* _Description of the task_: Transcribe the listing that follows in full, omitting pictures.

(Records from a data source)

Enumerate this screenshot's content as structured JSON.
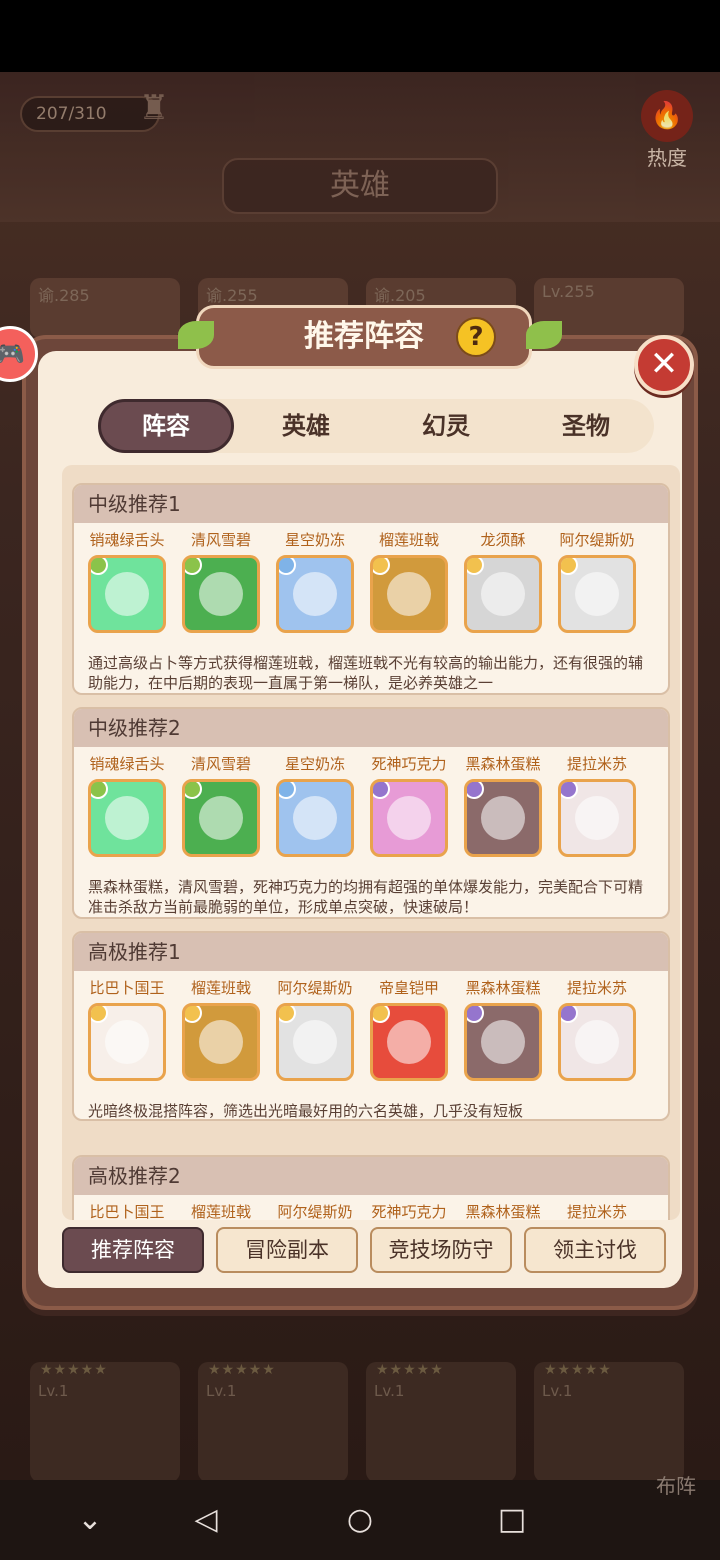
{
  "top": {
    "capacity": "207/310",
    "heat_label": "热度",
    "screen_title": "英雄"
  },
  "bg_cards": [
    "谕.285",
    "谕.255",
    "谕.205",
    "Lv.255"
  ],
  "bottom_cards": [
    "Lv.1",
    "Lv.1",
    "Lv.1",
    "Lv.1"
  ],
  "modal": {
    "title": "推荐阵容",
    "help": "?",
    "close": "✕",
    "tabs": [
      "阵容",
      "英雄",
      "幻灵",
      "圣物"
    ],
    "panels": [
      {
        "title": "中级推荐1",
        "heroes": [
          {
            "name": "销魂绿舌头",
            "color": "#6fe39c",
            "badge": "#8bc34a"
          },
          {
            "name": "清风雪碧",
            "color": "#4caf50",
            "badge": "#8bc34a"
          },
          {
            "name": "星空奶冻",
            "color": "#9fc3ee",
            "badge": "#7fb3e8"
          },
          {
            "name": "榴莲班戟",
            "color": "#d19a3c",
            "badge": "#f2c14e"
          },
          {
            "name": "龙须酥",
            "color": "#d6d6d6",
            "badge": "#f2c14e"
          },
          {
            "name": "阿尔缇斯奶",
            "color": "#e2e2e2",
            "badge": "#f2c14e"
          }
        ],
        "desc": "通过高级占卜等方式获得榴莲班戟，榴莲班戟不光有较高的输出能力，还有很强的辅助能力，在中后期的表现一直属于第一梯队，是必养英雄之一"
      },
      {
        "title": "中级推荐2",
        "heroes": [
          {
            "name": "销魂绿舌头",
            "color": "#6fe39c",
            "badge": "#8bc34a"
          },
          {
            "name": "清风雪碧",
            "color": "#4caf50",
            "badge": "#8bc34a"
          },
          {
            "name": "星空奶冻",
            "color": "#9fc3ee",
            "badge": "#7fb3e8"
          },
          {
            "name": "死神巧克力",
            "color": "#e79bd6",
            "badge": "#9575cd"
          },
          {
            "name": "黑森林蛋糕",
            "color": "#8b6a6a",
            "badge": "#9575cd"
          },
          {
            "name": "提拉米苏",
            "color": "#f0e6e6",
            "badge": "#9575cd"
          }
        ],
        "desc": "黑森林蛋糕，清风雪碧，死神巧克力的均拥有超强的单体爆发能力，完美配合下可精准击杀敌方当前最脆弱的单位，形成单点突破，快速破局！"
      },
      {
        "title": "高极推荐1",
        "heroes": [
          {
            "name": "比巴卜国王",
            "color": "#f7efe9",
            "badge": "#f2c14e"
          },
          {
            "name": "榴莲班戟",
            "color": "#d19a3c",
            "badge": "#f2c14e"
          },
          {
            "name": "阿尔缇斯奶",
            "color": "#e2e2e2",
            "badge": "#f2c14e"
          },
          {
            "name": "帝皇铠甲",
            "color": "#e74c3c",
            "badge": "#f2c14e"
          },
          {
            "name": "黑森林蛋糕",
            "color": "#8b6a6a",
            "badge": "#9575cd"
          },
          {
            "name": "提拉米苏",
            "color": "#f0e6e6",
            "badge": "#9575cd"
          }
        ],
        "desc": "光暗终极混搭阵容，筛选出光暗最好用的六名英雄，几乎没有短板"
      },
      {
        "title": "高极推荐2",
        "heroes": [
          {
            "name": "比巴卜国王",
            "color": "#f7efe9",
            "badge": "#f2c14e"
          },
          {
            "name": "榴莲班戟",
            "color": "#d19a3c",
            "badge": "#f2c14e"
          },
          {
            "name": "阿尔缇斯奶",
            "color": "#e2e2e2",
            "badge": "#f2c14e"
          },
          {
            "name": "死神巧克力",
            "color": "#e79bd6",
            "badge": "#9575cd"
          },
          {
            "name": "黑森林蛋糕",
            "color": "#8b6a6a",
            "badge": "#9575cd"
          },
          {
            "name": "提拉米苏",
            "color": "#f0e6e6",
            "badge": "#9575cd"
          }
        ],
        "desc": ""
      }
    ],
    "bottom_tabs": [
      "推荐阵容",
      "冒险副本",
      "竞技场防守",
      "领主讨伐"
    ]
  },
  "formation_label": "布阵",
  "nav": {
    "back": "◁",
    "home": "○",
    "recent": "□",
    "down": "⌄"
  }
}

* _Task response_:
Enumerate this screenshot's content as structured JSON.
{
  "top": {
    "capacity": "207/310",
    "heat_label": "热度",
    "screen_title": "英雄"
  },
  "bg_cards": [
    "谕.285",
    "谕.255",
    "谕.205",
    "Lv.255"
  ],
  "bottom_cards": [
    "Lv.1",
    "Lv.1",
    "Lv.1",
    "Lv.1"
  ],
  "modal": {
    "title": "推荐阵容",
    "help": "?",
    "close": "✕",
    "tabs": [
      "阵容",
      "英雄",
      "幻灵",
      "圣物"
    ],
    "panels": [
      {
        "title": "中级推荐1",
        "heroes": [
          {
            "name": "销魂绿舌头",
            "color": "#6fe39c",
            "badge": "#8bc34a"
          },
          {
            "name": "清风雪碧",
            "color": "#4caf50",
            "badge": "#8bc34a"
          },
          {
            "name": "星空奶冻",
            "color": "#9fc3ee",
            "badge": "#7fb3e8"
          },
          {
            "name": "榴莲班戟",
            "color": "#d19a3c",
            "badge": "#f2c14e"
          },
          {
            "name": "龙须酥",
            "color": "#d6d6d6",
            "badge": "#f2c14e"
          },
          {
            "name": "阿尔缇斯奶",
            "color": "#e2e2e2",
            "badge": "#f2c14e"
          }
        ],
        "desc": "通过高级占卜等方式获得榴莲班戟，榴莲班戟不光有较高的输出能力，还有很强的辅助能力，在中后期的表现一直属于第一梯队，是必养英雄之一"
      },
      {
        "title": "中级推荐2",
        "heroes": [
          {
            "name": "销魂绿舌头",
            "color": "#6fe39c",
            "badge": "#8bc34a"
          },
          {
            "name": "清风雪碧",
            "color": "#4caf50",
            "badge": "#8bc34a"
          },
          {
            "name": "星空奶冻",
            "color": "#9fc3ee",
            "badge": "#7fb3e8"
          },
          {
            "name": "死神巧克力",
            "color": "#e79bd6",
            "badge": "#9575cd"
          },
          {
            "name": "黑森林蛋糕",
            "color": "#8b6a6a",
            "badge": "#9575cd"
          },
          {
            "name": "提拉米苏",
            "color": "#f0e6e6",
            "badge": "#9575cd"
          }
        ],
        "desc": "黑森林蛋糕，清风雪碧，死神巧克力的均拥有超强的单体爆发能力，完美配合下可精准击杀敌方当前最脆弱的单位，形成单点突破，快速破局！"
      },
      {
        "title": "高极推荐1",
        "heroes": [
          {
            "name": "比巴卜国王",
            "color": "#f7efe9",
            "badge": "#f2c14e"
          },
          {
            "name": "榴莲班戟",
            "color": "#d19a3c",
            "badge": "#f2c14e"
          },
          {
            "name": "阿尔缇斯奶",
            "color": "#e2e2e2",
            "badge": "#f2c14e"
          },
          {
            "name": "帝皇铠甲",
            "color": "#e74c3c",
            "badge": "#f2c14e"
          },
          {
            "name": "黑森林蛋糕",
            "color": "#8b6a6a",
            "badge": "#9575cd"
          },
          {
            "name": "提拉米苏",
            "color": "#f0e6e6",
            "badge": "#9575cd"
          }
        ],
        "desc": "光暗终极混搭阵容，筛选出光暗最好用的六名英雄，几乎没有短板"
      },
      {
        "title": "高极推荐2",
        "heroes": [
          {
            "name": "比巴卜国王",
            "color": "#f7efe9",
            "badge": "#f2c14e"
          },
          {
            "name": "榴莲班戟",
            "color": "#d19a3c",
            "badge": "#f2c14e"
          },
          {
            "name": "阿尔缇斯奶",
            "color": "#e2e2e2",
            "badge": "#f2c14e"
          },
          {
            "name": "死神巧克力",
            "color": "#e79bd6",
            "badge": "#9575cd"
          },
          {
            "name": "黑森林蛋糕",
            "color": "#8b6a6a",
            "badge": "#9575cd"
          },
          {
            "name": "提拉米苏",
            "color": "#f0e6e6",
            "badge": "#9575cd"
          }
        ],
        "desc": ""
      }
    ],
    "bottom_tabs": [
      "推荐阵容",
      "冒险副本",
      "竞技场防守",
      "领主讨伐"
    ]
  },
  "formation_label": "布阵",
  "nav": {
    "back": "◁",
    "home": "○",
    "recent": "□",
    "down": "⌄"
  }
}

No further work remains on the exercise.